» Problem to solve
Please print every record below exactly as it appears.

» Record list
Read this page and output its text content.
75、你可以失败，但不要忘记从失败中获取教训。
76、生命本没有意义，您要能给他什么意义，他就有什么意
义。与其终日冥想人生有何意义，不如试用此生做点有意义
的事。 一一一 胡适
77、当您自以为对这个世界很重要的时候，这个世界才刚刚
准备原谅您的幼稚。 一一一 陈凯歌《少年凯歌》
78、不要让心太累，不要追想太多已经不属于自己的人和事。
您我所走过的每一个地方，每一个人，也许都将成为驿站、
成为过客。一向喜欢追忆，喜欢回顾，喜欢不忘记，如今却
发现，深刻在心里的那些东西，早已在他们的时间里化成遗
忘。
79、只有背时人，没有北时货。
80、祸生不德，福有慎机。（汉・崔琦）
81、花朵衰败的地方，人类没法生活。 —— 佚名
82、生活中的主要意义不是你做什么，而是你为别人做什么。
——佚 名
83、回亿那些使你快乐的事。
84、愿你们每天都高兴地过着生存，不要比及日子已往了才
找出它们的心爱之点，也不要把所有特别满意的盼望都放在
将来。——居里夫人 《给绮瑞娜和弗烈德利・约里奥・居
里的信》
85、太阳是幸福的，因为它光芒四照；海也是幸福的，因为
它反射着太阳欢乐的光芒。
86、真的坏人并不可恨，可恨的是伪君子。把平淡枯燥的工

» Finished exercise
Read this page and output its text content.
75、你可以失败，但不要忘记从失败中获取教训。
76、生命本没有意义，您要能给他什么意义，他就有什么意
义。与其终日冥想人生有何意义，不如试用此生做点有意义
的事。 一一一 胡适
77、当您自以为对这个世界很重要的时候，这个世界才刚刚
准备原谅您的幼稚。 一一一 陈凯歌《少年凯歌》
78、不要让心太累，不要追想太多已经不属于自己的人和事。
您我所走过的每一个地方，每一个人，也许都将成为驿站、
成为过客。一向喜欢追忆，喜欢回顾，喜欢不忘记，如今却
发现，深刻在心里的那些东西，早已在他们的时间里化成遗
忘。
79、只有背时人，没有北时货。
80、祸生不德，福有慎机。（汉・崔琦）
81、花朵衰败的地方，人类没法生活。 —— 佚名
82、生活中的主要意义不是你做什么，而是你为别人做什么。
——佚 名
83、回亿那些使你快乐的事。
84、愿你们每天都高兴地过着生存，不要比及日子已往了才
找出它们的心爱之点，也不要把所有特别满意的盼望都放在
将来。——居里夫人 《给绮瑞娜和弗烈德利・约里奥・居
里的信》
85、太阳是幸福的，因为它光芒四照；海也是幸福的，因为
它反射着太阳欢乐的光芒。
86、真的坏人并不可恨，可恨的是伪君子。把平淡枯燥的工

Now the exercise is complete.